#### WHAT IS REQUIRED
Quote all entries exactly, leaving pictures aside.

#### INPUT FOR THIS TASK
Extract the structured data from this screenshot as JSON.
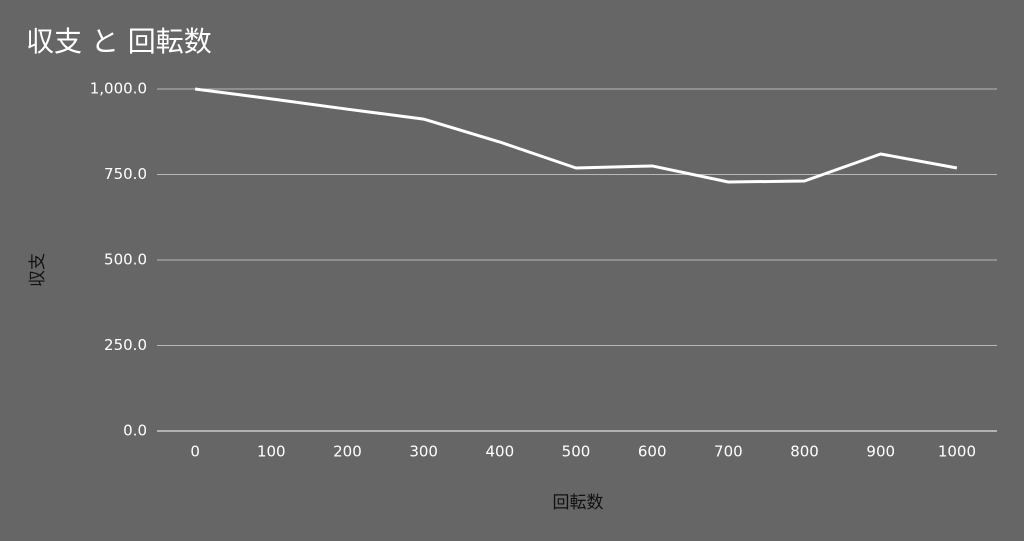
{
  "chart_data": {
    "type": "line",
    "title": "収支 と 回転数",
    "x_label": "回転数",
    "y_label": "収支",
    "categories": [
      "0",
      "100",
      "200",
      "300",
      "400",
      "500",
      "600",
      "700",
      "800",
      "900",
      "1000"
    ],
    "series": [
      {
        "name": "収支",
        "color": "#ffffff",
        "values": [
          1000,
          971,
          941,
          912,
          845,
          769,
          775,
          728,
          731,
          810,
          769
        ]
      }
    ],
    "ylim": [
      0,
      1000
    ],
    "yticks": [
      {
        "value": 0,
        "label": "0.0"
      },
      {
        "value": 250,
        "label": "250.0"
      },
      {
        "value": 500,
        "label": "500.0"
      },
      {
        "value": 750,
        "label": "750.0"
      },
      {
        "value": 1000,
        "label": "1,000.0"
      }
    ],
    "grid": true
  }
}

#### WRITTEN SOLUTION
Extract the structured data from this screenshot as JSON.
{
  "chart_data": {
    "type": "line",
    "title": "収支 と 回転数",
    "x_label": "回転数",
    "y_label": "収支",
    "categories": [
      "0",
      "100",
      "200",
      "300",
      "400",
      "500",
      "600",
      "700",
      "800",
      "900",
      "1000"
    ],
    "series": [
      {
        "name": "収支",
        "color": "#ffffff",
        "values": [
          1000,
          971,
          941,
          912,
          845,
          769,
          775,
          728,
          731,
          810,
          769
        ]
      }
    ],
    "ylim": [
      0,
      1000
    ],
    "yticks": [
      {
        "value": 0,
        "label": "0.0"
      },
      {
        "value": 250,
        "label": "250.0"
      },
      {
        "value": 500,
        "label": "500.0"
      },
      {
        "value": 750,
        "label": "750.0"
      },
      {
        "value": 1000,
        "label": "1,000.0"
      }
    ],
    "grid": true
  }
}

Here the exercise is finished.